> [Task directions] Copy out the entries exactly, from the first line to the last.

> [Extracted information]
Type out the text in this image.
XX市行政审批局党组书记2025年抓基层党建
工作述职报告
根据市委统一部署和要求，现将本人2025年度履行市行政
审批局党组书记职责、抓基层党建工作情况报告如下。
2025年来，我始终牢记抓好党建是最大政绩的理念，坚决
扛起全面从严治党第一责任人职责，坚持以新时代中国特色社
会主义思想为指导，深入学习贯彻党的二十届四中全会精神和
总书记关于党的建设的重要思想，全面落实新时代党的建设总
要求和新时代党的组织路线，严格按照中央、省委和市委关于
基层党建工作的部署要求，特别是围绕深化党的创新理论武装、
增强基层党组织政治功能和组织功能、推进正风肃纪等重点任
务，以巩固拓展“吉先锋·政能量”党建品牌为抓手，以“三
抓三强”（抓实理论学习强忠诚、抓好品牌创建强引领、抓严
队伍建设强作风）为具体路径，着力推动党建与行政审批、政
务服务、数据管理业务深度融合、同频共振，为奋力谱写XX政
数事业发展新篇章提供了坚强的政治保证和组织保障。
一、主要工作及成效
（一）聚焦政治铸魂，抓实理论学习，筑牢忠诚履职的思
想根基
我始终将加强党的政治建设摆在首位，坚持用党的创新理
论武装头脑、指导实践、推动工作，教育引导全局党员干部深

> [Solved problem]
Type out the text in this image.
XX市行政审批局党组书记2025年抓基层党建
工作述职报告
根据市委统一部署和要求，现将本人2025年度履行市行政
审批局党组书记职责、抓基层党建工作情况报告如下。
2025年来，我始终牢记抓好党建是最大政绩的理念，坚决
扛起全面从严治党第一责任人职责，坚持以新时代中国特色社
会主义思想为指导，深入学习贯彻党的二十届四中全会精神和
总书记关于党的建设的重要思想，全面落实新时代党的建设总
要求和新时代党的组织路线，严格按照中央、省委和市委关于
基层党建工作的部署要求，特别是围绕深化党的创新理论武装、
增强基层党组织政治功能和组织功能、推进正风肃纪等重点任
务，以巩固拓展“吉先锋·政能量”党建品牌为抓手，以“三
抓三强”（抓实理论学习强忠诚、抓好品牌创建强引领、抓严
队伍建设强作风）为具体路径，着力推动党建与行政审批、政
务服务、数据管理业务深度融合、同频共振，为奋力谱写XX政
数事业发展新篇章提供了坚强的政治保证和组织保障。
一、主要工作及成效
（一）聚焦政治铸魂，抓实理论学习，筑牢忠诚履职的思
想根基
我始终将加强党的政治建设摆在首位，坚持用党的创新理
论武装头脑、指导实践、推动工作，教育引导全局党员干部深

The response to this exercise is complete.